* What is needed *
Quote the records beneath, complete and exact. Leave out images.

--- start ---

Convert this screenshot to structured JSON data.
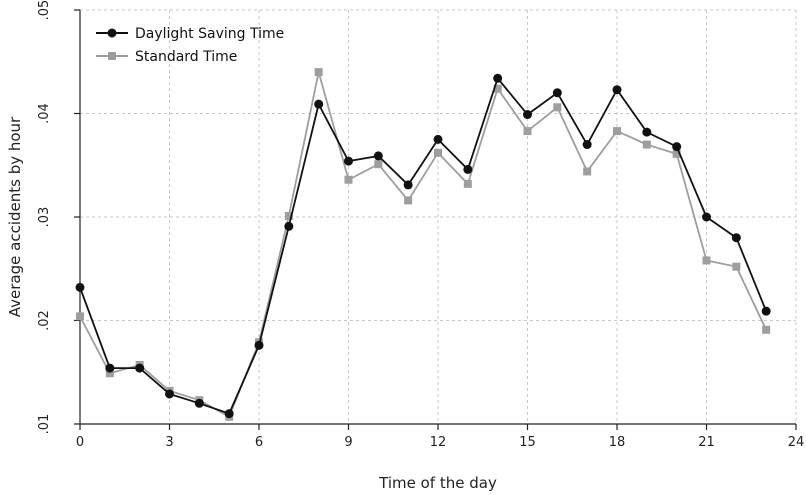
{
  "chart_data": {
    "type": "line",
    "xlabel": "Time of the day",
    "ylabel": "Average accidents by hour",
    "xlim": [
      0,
      24
    ],
    "ylim": [
      0.01,
      0.05
    ],
    "x_ticks": [
      0,
      3,
      6,
      9,
      12,
      15,
      18,
      21,
      24
    ],
    "x_tick_labels": [
      "0",
      "3",
      "6",
      "9",
      "12",
      "15",
      "18",
      "21",
      "24"
    ],
    "y_ticks": [
      0.01,
      0.02,
      0.03,
      0.04,
      0.05
    ],
    "y_tick_labels": [
      ".01",
      ".02",
      ".03",
      ".04",
      ".05"
    ],
    "grid": true,
    "legend_position": "top-left",
    "x": [
      0,
      1,
      2,
      3,
      4,
      5,
      6,
      7,
      8,
      9,
      10,
      11,
      12,
      13,
      14,
      15,
      16,
      17,
      18,
      19,
      20,
      21,
      22,
      23
    ],
    "series": [
      {
        "name": "Daylight Saving Time",
        "color": "#111111",
        "marker": "circle",
        "values": [
          0.0232,
          0.0154,
          0.0154,
          0.0129,
          0.012,
          0.011,
          0.0176,
          0.0291,
          0.0409,
          0.0354,
          0.0359,
          0.0331,
          0.0375,
          0.0346,
          0.0434,
          0.0399,
          0.042,
          0.037,
          0.0423,
          0.0382,
          0.0368,
          0.03,
          0.028,
          0.0209
        ]
      },
      {
        "name": "Standard Time",
        "color": "#9e9e9e",
        "marker": "square",
        "values": [
          0.0204,
          0.0149,
          0.0157,
          0.0132,
          0.0123,
          0.0107,
          0.0179,
          0.0301,
          0.044,
          0.0336,
          0.0351,
          0.0316,
          0.0362,
          0.0332,
          0.0424,
          0.0383,
          0.0406,
          0.0344,
          0.0383,
          0.037,
          0.0361,
          0.0258,
          0.0252,
          0.0191
        ]
      }
    ]
  }
}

--- end ---

* Result of this exercise *
Convert this screenshot to structured JSON data.
{
  "chart_data": {
    "type": "line",
    "xlabel": "Time of the day",
    "ylabel": "Average accidents by hour",
    "xlim": [
      0,
      24
    ],
    "ylim": [
      0.01,
      0.05
    ],
    "x_ticks": [
      0,
      3,
      6,
      9,
      12,
      15,
      18,
      21,
      24
    ],
    "x_tick_labels": [
      "0",
      "3",
      "6",
      "9",
      "12",
      "15",
      "18",
      "21",
      "24"
    ],
    "y_ticks": [
      0.01,
      0.02,
      0.03,
      0.04,
      0.05
    ],
    "y_tick_labels": [
      ".01",
      ".02",
      ".03",
      ".04",
      ".05"
    ],
    "grid": true,
    "legend_position": "top-left",
    "x": [
      0,
      1,
      2,
      3,
      4,
      5,
      6,
      7,
      8,
      9,
      10,
      11,
      12,
      13,
      14,
      15,
      16,
      17,
      18,
      19,
      20,
      21,
      22,
      23
    ],
    "series": [
      {
        "name": "Daylight Saving Time",
        "color": "#111111",
        "marker": "circle",
        "values": [
          0.0232,
          0.0154,
          0.0154,
          0.0129,
          0.012,
          0.011,
          0.0176,
          0.0291,
          0.0409,
          0.0354,
          0.0359,
          0.0331,
          0.0375,
          0.0346,
          0.0434,
          0.0399,
          0.042,
          0.037,
          0.0423,
          0.0382,
          0.0368,
          0.03,
          0.028,
          0.0209
        ]
      },
      {
        "name": "Standard Time",
        "color": "#9e9e9e",
        "marker": "square",
        "values": [
          0.0204,
          0.0149,
          0.0157,
          0.0132,
          0.0123,
          0.0107,
          0.0179,
          0.0301,
          0.044,
          0.0336,
          0.0351,
          0.0316,
          0.0362,
          0.0332,
          0.0424,
          0.0383,
          0.0406,
          0.0344,
          0.0383,
          0.037,
          0.0361,
          0.0258,
          0.0252,
          0.0191
        ]
      }
    ]
  }
}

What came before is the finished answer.